Task to complete — Your reply should be one number: the count of lines holding the word "prophetiæ".

Records to use —
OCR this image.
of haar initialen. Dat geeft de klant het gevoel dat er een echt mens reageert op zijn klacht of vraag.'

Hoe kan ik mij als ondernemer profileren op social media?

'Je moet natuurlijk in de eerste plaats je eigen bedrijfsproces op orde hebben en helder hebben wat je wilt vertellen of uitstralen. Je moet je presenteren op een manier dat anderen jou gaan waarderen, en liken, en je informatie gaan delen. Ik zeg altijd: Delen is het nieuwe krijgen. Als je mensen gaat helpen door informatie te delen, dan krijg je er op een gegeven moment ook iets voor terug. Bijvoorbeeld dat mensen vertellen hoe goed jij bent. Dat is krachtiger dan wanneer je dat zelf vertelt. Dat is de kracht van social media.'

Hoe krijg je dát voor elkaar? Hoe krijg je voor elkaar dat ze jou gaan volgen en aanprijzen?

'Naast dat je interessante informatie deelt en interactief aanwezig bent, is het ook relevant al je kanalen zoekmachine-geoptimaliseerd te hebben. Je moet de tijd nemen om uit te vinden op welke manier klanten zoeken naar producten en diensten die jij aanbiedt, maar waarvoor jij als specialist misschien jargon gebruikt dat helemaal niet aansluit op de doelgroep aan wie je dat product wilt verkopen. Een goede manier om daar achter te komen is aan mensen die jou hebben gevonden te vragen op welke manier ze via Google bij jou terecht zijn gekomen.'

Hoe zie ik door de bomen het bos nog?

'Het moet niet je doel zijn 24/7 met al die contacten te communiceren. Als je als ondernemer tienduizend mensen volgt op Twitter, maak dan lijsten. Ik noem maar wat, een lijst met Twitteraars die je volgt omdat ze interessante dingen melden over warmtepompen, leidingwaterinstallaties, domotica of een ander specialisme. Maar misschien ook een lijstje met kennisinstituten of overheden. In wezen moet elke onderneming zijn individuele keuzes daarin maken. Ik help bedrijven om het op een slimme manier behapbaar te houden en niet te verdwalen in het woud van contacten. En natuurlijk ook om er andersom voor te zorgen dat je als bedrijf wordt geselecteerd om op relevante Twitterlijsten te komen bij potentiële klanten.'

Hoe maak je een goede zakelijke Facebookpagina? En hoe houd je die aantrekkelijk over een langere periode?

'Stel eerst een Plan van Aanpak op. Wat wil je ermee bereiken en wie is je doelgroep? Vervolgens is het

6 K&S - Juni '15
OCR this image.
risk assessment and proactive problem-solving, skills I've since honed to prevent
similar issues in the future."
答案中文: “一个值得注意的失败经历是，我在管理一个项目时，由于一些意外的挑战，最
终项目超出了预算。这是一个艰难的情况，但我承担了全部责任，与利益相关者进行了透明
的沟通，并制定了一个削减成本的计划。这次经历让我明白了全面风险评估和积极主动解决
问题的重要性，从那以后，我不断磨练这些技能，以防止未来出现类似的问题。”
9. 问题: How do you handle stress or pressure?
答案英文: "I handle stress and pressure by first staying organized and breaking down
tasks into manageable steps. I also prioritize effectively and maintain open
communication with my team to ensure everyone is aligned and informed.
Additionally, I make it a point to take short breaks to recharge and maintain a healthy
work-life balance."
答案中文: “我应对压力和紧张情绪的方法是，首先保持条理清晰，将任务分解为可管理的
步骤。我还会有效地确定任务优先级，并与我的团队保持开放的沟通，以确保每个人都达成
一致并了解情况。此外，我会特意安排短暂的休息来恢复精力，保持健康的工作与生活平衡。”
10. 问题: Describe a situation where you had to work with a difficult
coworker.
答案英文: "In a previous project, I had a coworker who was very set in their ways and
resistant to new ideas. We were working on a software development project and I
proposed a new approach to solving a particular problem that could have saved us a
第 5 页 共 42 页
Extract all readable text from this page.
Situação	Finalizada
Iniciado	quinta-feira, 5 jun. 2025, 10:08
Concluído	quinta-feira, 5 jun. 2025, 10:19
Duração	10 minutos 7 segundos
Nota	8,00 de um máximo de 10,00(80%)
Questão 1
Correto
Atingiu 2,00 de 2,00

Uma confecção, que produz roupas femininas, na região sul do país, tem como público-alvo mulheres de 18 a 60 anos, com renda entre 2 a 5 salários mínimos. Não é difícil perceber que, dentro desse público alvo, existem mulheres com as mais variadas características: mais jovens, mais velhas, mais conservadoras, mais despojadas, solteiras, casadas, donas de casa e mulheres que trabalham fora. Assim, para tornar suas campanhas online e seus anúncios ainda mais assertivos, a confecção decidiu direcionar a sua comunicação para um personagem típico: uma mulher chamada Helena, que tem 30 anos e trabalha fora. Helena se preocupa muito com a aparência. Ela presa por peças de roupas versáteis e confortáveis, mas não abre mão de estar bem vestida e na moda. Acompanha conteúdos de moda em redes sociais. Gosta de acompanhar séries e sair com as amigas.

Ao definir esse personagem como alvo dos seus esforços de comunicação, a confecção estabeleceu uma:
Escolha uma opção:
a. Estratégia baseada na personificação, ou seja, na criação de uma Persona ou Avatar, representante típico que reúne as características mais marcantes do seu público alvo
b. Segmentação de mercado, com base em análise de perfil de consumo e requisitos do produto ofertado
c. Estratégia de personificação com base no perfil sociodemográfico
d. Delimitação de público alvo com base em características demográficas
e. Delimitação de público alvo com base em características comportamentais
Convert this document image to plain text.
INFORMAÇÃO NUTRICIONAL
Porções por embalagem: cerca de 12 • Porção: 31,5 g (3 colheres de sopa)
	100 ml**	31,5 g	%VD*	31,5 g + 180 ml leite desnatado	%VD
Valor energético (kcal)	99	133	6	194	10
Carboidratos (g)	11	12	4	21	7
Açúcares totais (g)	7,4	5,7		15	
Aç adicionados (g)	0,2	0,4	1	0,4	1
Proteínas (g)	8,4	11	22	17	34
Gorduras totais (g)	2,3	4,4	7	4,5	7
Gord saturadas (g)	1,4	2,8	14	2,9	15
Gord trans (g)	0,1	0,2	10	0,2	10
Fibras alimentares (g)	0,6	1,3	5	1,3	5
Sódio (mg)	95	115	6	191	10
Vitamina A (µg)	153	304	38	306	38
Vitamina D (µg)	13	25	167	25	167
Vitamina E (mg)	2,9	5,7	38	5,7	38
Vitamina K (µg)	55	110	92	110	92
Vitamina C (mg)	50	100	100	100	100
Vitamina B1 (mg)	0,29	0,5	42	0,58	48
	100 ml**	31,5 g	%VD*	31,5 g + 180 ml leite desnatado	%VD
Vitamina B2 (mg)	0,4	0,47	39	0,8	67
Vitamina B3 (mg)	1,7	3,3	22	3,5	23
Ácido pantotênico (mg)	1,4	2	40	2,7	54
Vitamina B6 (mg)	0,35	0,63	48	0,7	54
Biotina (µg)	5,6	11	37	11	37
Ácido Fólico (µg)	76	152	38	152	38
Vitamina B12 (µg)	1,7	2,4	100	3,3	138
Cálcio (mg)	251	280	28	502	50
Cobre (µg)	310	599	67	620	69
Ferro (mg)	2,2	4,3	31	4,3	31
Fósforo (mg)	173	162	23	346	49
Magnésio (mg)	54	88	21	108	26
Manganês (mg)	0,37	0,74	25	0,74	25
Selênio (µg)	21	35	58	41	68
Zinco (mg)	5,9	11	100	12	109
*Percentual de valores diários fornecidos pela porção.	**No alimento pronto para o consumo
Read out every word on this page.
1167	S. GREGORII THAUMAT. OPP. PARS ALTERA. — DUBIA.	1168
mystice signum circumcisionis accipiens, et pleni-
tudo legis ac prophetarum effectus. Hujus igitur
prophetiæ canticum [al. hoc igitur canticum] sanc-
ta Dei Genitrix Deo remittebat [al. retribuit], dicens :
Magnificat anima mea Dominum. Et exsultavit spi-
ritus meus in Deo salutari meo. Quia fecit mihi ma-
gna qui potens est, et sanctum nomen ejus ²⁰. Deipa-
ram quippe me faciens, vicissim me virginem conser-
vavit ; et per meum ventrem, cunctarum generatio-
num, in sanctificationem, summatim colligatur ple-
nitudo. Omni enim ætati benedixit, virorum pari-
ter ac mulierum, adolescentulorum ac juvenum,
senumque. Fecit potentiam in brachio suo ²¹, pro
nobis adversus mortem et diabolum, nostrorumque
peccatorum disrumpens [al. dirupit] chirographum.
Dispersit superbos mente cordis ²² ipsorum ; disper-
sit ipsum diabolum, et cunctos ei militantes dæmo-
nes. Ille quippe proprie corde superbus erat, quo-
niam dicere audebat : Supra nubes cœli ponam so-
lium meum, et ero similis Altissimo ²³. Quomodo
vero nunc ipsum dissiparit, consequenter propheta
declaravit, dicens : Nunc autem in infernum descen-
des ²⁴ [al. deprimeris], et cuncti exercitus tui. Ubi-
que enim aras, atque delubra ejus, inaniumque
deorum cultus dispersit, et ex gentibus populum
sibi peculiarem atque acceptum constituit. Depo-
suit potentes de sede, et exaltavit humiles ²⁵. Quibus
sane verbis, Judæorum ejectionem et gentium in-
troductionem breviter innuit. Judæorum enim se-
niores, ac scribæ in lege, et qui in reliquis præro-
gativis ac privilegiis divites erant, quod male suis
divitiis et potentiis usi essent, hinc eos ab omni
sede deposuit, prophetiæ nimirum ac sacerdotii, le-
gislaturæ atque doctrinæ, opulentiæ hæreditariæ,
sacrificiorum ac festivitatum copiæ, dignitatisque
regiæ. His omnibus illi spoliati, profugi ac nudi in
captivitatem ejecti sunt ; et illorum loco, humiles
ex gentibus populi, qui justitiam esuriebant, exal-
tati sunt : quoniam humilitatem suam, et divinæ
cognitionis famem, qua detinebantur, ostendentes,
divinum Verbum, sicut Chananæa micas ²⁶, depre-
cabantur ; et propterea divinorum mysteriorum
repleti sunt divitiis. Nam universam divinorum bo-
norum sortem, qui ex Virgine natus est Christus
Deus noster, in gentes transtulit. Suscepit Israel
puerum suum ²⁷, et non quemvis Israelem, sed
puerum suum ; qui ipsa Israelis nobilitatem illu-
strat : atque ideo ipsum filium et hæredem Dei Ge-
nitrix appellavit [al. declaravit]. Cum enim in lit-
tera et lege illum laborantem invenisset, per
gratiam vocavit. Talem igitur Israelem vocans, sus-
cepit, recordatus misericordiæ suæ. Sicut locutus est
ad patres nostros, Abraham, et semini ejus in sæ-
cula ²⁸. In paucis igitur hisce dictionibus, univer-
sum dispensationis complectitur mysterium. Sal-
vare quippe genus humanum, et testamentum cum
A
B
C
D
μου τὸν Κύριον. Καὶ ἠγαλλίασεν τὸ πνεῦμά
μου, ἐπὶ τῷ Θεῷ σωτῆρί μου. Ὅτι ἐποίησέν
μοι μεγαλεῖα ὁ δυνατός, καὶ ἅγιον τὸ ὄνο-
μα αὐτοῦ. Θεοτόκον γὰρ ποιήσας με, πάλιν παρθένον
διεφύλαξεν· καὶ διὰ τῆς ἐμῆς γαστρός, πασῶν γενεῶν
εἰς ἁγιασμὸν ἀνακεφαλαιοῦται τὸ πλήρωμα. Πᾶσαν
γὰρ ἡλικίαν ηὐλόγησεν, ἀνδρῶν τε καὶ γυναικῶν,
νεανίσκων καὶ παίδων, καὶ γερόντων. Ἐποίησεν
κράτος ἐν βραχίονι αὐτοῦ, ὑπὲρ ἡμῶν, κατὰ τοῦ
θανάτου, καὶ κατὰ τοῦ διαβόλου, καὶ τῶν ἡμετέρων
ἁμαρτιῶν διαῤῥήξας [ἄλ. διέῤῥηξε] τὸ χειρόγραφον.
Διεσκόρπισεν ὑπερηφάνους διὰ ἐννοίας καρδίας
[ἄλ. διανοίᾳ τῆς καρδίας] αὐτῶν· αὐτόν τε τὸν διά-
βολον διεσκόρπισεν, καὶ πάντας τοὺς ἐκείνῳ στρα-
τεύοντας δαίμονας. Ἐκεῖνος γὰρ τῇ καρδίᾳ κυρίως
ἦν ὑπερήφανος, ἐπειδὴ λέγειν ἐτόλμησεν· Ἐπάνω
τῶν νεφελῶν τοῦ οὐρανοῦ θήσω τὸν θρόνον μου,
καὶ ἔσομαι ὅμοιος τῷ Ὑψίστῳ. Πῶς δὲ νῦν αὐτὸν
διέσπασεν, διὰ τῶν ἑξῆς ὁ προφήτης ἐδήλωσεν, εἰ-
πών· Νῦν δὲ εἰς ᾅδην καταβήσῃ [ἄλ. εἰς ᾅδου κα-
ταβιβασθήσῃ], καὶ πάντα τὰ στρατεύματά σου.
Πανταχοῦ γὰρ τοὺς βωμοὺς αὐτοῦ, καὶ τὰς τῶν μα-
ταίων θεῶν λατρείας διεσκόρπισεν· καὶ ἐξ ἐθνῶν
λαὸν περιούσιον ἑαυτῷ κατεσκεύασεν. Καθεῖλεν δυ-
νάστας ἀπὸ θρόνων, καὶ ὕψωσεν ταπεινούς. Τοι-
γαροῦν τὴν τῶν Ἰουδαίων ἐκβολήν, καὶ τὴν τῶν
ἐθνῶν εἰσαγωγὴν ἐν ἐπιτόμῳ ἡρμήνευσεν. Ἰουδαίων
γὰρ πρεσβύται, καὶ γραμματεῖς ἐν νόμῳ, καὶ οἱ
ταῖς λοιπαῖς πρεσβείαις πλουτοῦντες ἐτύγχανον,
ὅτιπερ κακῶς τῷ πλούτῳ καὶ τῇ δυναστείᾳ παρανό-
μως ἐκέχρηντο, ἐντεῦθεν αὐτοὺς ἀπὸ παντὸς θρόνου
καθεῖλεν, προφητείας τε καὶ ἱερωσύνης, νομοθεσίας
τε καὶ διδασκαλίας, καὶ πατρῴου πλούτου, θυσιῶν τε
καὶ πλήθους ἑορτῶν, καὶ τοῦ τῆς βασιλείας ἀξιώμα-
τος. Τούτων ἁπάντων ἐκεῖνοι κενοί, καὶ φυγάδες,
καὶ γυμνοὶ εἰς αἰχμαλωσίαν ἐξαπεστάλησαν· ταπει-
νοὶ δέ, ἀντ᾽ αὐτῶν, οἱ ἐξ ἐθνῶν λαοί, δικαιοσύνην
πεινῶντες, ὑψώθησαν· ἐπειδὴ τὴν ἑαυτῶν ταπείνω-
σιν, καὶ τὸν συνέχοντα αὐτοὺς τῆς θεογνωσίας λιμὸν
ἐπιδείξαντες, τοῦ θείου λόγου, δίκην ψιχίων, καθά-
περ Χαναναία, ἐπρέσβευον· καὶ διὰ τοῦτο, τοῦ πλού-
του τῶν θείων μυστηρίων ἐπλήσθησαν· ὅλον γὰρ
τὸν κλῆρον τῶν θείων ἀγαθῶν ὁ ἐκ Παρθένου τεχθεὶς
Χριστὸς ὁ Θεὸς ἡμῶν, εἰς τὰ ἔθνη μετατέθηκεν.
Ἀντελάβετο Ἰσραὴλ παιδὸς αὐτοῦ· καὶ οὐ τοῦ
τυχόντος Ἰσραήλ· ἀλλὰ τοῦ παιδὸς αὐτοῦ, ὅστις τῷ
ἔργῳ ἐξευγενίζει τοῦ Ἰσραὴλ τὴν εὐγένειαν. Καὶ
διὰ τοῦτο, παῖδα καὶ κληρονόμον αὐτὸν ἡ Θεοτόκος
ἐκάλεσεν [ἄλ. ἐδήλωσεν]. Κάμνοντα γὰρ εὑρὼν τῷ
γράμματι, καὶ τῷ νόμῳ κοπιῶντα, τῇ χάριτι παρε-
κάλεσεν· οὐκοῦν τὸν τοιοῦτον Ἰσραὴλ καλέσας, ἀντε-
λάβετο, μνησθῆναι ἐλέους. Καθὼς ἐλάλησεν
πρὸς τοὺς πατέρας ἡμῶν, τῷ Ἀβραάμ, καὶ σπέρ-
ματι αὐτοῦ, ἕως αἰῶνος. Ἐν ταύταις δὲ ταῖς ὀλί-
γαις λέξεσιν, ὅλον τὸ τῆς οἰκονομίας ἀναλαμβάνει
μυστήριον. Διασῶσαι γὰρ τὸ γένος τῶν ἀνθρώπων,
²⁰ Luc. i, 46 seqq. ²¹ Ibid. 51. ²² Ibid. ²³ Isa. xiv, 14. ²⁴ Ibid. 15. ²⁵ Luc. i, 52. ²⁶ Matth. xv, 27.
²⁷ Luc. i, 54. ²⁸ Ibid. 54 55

Exercise solution — 2